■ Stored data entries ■
[BEGIN]

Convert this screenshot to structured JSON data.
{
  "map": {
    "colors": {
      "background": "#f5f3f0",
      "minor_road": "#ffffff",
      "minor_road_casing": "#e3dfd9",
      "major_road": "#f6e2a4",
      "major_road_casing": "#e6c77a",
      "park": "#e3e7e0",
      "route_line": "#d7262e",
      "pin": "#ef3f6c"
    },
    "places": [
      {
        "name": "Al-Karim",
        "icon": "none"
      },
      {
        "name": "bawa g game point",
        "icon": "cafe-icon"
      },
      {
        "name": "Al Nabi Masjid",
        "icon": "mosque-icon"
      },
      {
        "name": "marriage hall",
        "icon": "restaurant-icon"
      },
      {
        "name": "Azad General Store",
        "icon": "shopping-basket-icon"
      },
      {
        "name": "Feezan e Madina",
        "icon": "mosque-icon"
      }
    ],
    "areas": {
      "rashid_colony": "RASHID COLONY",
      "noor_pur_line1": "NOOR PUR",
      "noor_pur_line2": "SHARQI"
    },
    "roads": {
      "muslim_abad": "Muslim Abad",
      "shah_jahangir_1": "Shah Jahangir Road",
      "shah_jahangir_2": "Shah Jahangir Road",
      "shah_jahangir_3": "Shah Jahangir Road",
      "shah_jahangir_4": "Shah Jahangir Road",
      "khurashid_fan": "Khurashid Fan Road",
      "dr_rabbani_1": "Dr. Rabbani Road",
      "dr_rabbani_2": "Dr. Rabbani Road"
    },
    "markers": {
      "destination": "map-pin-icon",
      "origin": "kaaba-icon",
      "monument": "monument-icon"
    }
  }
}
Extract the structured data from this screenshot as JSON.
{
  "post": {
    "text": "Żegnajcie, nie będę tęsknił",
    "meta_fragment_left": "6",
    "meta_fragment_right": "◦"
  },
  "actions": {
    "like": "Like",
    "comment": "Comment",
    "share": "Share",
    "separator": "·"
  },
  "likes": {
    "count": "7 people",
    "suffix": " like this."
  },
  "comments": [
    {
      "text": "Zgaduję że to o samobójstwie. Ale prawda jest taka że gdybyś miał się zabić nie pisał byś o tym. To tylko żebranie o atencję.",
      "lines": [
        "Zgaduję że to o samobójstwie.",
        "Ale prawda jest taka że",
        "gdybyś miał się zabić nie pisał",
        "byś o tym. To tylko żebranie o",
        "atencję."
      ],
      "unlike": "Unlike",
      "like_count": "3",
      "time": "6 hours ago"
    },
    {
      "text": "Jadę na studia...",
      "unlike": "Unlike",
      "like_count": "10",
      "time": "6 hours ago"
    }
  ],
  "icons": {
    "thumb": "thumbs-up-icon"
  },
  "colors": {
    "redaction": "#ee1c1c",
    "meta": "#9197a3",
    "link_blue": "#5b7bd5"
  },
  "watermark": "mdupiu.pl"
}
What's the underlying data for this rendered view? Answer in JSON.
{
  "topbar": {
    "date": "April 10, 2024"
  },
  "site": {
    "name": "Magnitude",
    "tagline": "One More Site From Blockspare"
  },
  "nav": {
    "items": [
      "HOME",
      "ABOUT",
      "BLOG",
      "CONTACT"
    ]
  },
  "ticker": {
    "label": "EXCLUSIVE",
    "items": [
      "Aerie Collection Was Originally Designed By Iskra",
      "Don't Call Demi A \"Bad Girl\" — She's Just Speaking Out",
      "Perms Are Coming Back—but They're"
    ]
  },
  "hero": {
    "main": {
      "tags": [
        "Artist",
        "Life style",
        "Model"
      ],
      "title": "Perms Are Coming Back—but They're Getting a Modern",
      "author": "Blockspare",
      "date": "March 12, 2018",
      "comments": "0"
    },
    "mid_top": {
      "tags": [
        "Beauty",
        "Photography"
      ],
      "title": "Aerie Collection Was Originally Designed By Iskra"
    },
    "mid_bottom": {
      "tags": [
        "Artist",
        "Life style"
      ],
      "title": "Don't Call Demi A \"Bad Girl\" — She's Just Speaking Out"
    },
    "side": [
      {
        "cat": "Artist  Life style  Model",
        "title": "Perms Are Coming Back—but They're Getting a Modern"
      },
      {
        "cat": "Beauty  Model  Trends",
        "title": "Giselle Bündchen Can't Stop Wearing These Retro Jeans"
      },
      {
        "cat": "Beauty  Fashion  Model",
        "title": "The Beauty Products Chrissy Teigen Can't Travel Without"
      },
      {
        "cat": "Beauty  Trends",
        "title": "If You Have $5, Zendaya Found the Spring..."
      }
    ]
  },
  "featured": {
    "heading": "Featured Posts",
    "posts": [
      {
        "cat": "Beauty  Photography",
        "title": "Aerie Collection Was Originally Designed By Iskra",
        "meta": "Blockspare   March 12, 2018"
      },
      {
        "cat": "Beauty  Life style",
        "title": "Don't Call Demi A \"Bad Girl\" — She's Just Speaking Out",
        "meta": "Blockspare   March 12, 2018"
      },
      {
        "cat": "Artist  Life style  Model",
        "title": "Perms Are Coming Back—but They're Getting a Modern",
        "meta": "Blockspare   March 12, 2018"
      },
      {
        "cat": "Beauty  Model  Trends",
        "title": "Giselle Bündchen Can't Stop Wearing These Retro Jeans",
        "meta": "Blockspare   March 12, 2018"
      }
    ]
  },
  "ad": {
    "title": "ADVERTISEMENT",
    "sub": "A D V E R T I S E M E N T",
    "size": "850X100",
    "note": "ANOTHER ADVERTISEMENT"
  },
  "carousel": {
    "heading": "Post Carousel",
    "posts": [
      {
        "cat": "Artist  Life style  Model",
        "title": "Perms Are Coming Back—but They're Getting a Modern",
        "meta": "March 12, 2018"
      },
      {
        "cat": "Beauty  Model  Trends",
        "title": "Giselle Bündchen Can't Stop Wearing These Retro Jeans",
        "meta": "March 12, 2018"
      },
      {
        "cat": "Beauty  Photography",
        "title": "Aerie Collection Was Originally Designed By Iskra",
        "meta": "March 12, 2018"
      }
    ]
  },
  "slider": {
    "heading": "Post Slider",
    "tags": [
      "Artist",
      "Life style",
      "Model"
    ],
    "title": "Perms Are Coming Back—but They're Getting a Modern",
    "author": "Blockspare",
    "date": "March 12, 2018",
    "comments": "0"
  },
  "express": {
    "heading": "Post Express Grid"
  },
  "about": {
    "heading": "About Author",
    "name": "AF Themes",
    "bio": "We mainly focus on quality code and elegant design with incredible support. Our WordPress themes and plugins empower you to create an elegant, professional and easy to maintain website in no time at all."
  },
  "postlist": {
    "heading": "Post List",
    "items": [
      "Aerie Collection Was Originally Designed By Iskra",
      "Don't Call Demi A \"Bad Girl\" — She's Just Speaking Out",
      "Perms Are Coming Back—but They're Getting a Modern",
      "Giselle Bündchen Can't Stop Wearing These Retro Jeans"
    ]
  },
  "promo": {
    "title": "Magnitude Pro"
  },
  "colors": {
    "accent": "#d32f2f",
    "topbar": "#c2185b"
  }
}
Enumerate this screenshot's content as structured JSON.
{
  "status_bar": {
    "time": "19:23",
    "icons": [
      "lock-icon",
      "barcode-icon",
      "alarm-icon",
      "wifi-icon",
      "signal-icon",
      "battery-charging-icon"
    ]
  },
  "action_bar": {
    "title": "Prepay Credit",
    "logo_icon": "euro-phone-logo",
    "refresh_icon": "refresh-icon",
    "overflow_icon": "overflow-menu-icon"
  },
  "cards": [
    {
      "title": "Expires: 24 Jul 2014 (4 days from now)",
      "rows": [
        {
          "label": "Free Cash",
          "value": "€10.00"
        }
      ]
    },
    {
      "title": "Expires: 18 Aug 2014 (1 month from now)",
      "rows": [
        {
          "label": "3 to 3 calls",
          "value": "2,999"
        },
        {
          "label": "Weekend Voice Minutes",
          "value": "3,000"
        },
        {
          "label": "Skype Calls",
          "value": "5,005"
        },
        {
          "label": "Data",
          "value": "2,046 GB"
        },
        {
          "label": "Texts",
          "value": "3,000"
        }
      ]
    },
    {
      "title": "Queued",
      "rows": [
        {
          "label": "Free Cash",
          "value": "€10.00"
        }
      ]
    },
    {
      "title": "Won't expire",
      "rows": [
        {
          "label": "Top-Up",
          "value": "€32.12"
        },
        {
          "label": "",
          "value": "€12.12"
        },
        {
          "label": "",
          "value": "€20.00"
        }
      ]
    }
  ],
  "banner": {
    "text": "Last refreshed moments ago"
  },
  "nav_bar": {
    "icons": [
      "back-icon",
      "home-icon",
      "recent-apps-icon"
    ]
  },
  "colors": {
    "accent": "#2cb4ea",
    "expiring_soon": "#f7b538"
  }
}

[END]

■ What needs to be done ■
All lines above with "Coming" in them should be returned.

■ Result below ■
      "Perms Are Coming Back—but They're"
      "title": "Perms Are Coming Back—but They're Getting a Modern",
        "title": "Perms Are Coming Back—but They're Getting a Modern"
        "title": "Perms Are Coming Back—but They're Getting a Modern",
        "title": "Perms Are Coming Back—but They're Getting a Modern",
    "title": "Perms Are Coming Back—but They're Getting a Modern",
      "Perms Are Coming Back—but They're Getting a Modern",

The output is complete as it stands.